- _Task input_

- - -

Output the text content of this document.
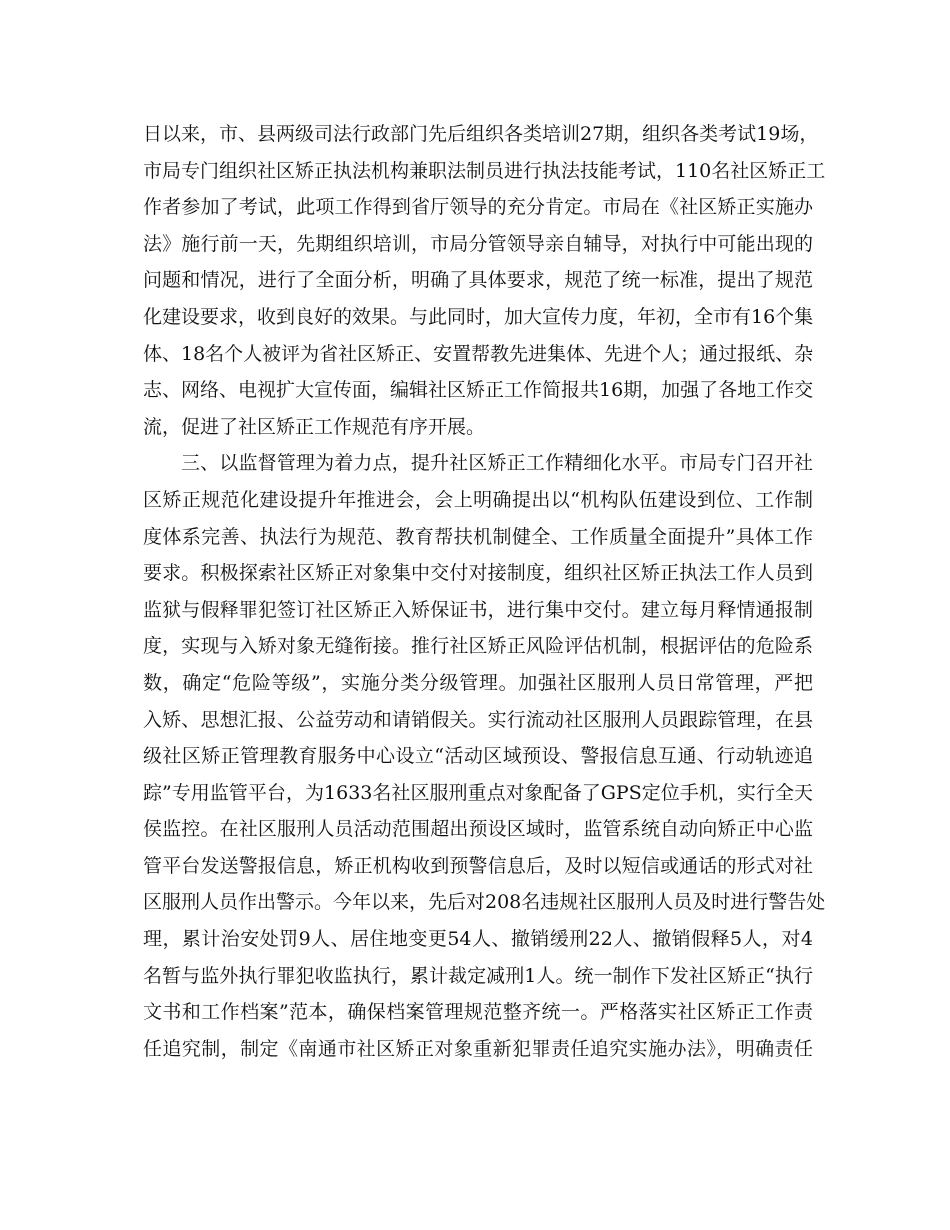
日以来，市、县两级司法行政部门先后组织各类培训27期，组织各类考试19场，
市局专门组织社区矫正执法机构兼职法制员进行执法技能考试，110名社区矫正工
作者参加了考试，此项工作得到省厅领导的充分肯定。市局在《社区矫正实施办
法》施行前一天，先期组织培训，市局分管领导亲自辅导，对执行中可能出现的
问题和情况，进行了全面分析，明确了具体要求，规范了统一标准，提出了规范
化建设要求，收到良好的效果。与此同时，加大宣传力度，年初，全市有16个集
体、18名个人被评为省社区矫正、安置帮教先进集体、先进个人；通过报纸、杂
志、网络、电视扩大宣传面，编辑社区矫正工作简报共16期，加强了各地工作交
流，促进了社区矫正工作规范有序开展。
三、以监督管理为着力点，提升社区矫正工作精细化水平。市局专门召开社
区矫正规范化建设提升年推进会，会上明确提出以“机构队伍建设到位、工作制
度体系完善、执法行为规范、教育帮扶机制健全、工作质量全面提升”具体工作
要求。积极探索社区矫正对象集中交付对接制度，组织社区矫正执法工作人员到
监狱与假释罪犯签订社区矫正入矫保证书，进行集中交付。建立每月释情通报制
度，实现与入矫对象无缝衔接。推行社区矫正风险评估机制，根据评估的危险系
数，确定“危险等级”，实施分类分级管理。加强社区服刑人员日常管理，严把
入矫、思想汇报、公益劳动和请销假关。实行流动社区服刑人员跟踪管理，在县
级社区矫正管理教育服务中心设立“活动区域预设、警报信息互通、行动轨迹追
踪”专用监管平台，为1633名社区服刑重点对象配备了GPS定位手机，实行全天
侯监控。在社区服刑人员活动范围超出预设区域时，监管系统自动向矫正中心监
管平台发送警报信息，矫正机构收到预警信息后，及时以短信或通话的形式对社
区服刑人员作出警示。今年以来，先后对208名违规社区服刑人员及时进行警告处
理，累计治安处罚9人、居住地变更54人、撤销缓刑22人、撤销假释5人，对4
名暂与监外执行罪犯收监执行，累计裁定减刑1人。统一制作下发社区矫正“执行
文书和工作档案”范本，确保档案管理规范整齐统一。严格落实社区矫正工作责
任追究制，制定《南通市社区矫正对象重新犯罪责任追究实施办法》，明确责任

- - -

- _Exercise directions_
Give the entries again word for word, but skip the pictures.

- _Result for this task_
Output the text content of this document.
日以来，市、县两级司法行政部门先后组织各类培训27期，组织各类考试19场，
市局专门组织社区矫正执法机构兼职法制员进行执法技能考试，110名社区矫正工
作者参加了考试，此项工作得到省厅领导的充分肯定。市局在《社区矫正实施办
法》施行前一天，先期组织培训，市局分管领导亲自辅导，对执行中可能出现的
问题和情况，进行了全面分析，明确了具体要求，规范了统一标准，提出了规范
化建设要求，收到良好的效果。与此同时，加大宣传力度，年初，全市有16个集
体、18名个人被评为省社区矫正、安置帮教先进集体、先进个人；通过报纸、杂
志、网络、电视扩大宣传面，编辑社区矫正工作简报共16期，加强了各地工作交
流，促进了社区矫正工作规范有序开展。
三、以监督管理为着力点，提升社区矫正工作精细化水平。市局专门召开社
区矫正规范化建设提升年推进会，会上明确提出以“机构队伍建设到位、工作制
度体系完善、执法行为规范、教育帮扶机制健全、工作质量全面提升”具体工作
要求。积极探索社区矫正对象集中交付对接制度，组织社区矫正执法工作人员到
监狱与假释罪犯签订社区矫正入矫保证书，进行集中交付。建立每月释情通报制
度，实现与入矫对象无缝衔接。推行社区矫正风险评估机制，根据评估的危险系
数，确定“危险等级”，实施分类分级管理。加强社区服刑人员日常管理，严把
入矫、思想汇报、公益劳动和请销假关。实行流动社区服刑人员跟踪管理，在县
级社区矫正管理教育服务中心设立“活动区域预设、警报信息互通、行动轨迹追
踪”专用监管平台，为1633名社区服刑重点对象配备了GPS定位手机，实行全天
侯监控。在社区服刑人员活动范围超出预设区域时，监管系统自动向矫正中心监
管平台发送警报信息，矫正机构收到预警信息后，及时以短信或通话的形式对社
区服刑人员作出警示。今年以来，先后对208名违规社区服刑人员及时进行警告处
理，累计治安处罚9人、居住地变更54人、撤销缓刑22人、撤销假释5人，对4
名暂与监外执行罪犯收监执行，累计裁定减刑1人。统一制作下发社区矫正“执行
文书和工作档案”范本，确保档案管理规范整齐统一。严格落实社区矫正工作责
任追究制，制定《南通市社区矫正对象重新犯罪责任追究实施办法》，明确责任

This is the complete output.